*Stored rows:*
__________
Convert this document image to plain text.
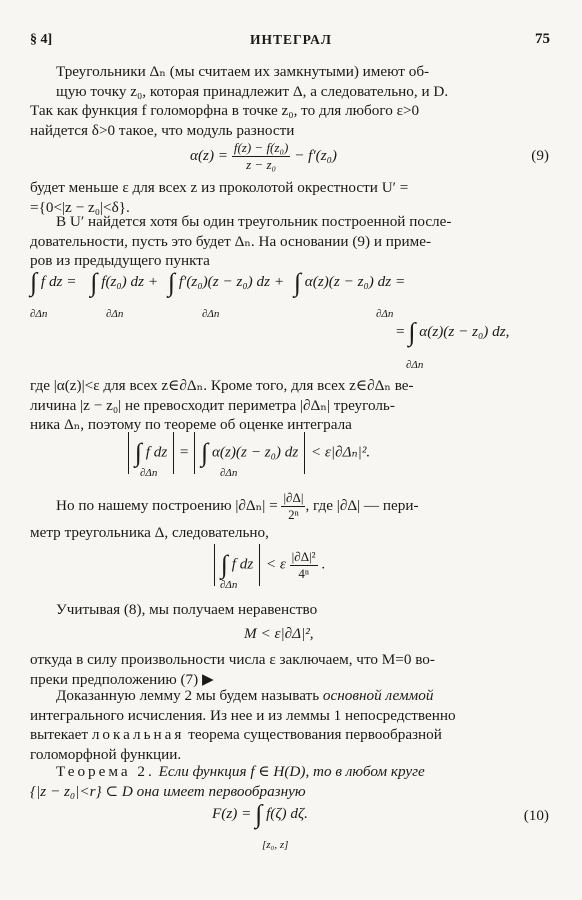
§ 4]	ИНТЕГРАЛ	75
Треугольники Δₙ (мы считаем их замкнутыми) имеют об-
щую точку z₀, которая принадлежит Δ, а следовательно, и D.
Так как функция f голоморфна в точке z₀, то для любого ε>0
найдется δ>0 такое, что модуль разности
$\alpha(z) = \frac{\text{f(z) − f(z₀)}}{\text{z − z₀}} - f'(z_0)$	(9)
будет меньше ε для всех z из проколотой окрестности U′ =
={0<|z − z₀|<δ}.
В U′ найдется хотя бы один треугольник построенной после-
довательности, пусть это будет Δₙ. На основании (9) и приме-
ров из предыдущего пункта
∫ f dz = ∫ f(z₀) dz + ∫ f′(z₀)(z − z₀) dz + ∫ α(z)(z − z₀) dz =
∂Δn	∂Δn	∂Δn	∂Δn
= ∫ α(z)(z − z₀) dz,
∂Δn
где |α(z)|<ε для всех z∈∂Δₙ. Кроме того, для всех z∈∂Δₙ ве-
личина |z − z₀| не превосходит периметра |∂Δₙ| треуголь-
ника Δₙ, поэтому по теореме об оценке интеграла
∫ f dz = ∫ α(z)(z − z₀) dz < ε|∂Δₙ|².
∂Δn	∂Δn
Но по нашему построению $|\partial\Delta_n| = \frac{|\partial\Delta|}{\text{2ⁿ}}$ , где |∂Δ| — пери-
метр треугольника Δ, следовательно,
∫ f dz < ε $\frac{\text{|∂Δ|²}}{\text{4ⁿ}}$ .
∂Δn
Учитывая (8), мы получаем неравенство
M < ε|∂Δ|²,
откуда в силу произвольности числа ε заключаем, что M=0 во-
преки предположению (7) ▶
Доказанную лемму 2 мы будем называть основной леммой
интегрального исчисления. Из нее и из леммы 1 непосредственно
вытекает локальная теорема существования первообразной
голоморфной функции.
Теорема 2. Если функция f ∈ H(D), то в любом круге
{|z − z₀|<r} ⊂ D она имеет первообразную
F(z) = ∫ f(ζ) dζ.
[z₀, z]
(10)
__________
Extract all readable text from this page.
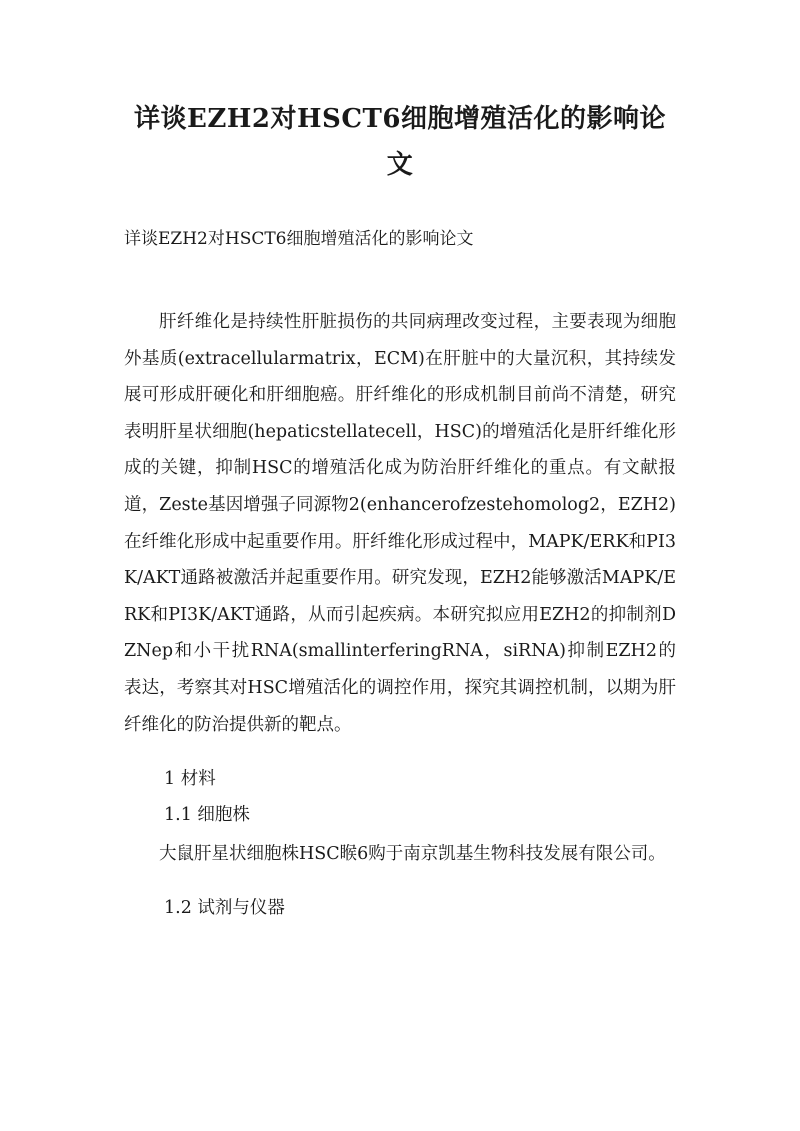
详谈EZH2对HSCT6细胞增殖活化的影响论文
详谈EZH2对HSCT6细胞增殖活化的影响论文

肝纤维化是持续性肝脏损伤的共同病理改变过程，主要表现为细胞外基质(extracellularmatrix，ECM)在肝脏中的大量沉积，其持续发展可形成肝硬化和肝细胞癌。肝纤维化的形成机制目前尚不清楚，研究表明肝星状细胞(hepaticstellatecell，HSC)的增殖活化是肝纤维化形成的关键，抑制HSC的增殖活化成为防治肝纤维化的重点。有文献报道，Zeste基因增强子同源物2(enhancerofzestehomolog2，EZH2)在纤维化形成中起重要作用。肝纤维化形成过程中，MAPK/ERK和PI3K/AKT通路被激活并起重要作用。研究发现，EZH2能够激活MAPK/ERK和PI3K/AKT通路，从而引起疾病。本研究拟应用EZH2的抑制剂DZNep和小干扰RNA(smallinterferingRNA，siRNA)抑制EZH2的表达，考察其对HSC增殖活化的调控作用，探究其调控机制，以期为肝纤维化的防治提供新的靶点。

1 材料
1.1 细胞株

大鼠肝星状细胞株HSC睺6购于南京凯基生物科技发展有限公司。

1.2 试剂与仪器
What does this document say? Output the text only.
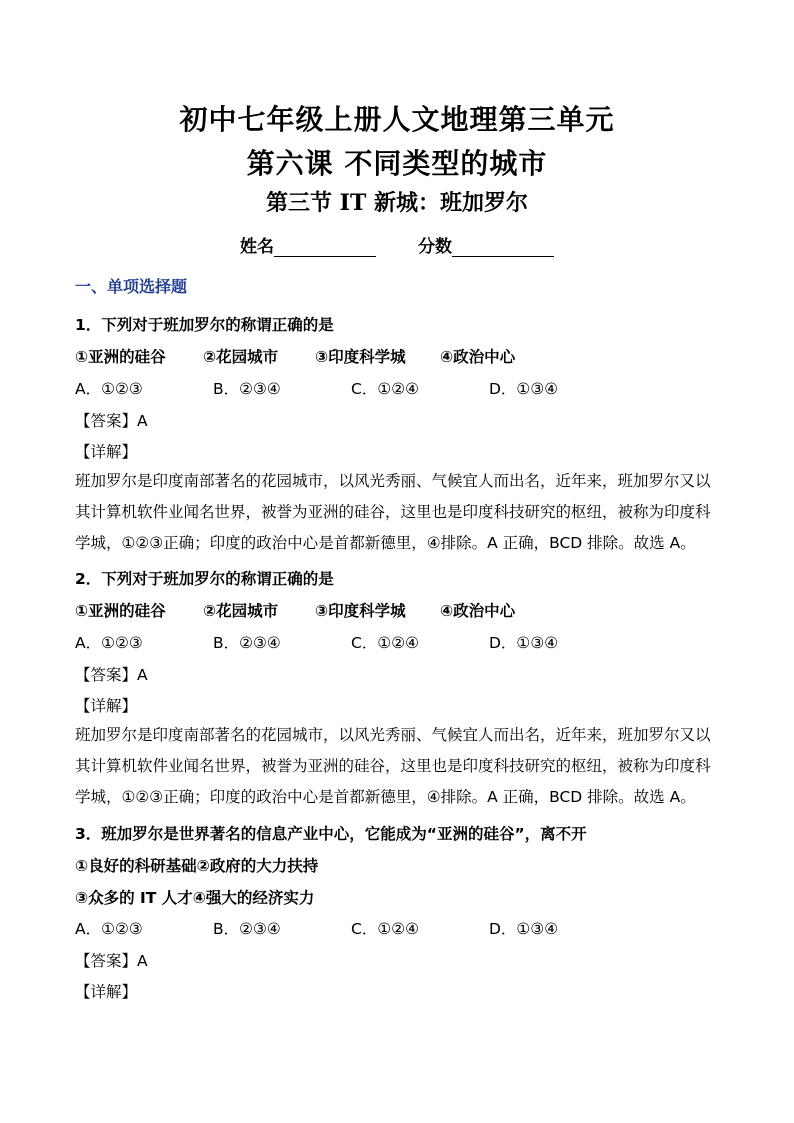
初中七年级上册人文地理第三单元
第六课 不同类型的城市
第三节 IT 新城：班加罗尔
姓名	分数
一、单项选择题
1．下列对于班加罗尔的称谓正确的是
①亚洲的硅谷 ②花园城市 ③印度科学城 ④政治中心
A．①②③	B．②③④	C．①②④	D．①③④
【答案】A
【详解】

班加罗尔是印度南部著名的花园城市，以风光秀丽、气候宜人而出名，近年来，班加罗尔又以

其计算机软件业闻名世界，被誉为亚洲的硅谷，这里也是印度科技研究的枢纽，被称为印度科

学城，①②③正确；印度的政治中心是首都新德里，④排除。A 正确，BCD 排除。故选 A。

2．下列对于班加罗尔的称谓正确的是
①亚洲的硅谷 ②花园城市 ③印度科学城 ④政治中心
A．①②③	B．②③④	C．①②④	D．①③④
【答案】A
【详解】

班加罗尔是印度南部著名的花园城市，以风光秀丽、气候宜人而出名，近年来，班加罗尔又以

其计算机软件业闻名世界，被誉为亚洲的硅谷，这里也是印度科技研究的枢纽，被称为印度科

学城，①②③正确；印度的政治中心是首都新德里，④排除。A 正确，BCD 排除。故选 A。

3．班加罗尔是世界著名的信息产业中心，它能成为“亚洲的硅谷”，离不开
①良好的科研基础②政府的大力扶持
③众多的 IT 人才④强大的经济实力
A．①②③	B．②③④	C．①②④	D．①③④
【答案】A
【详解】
__________
*Exercise:* Return only the number of lines in the data above that include the word "document".

*Completed exercise:* 2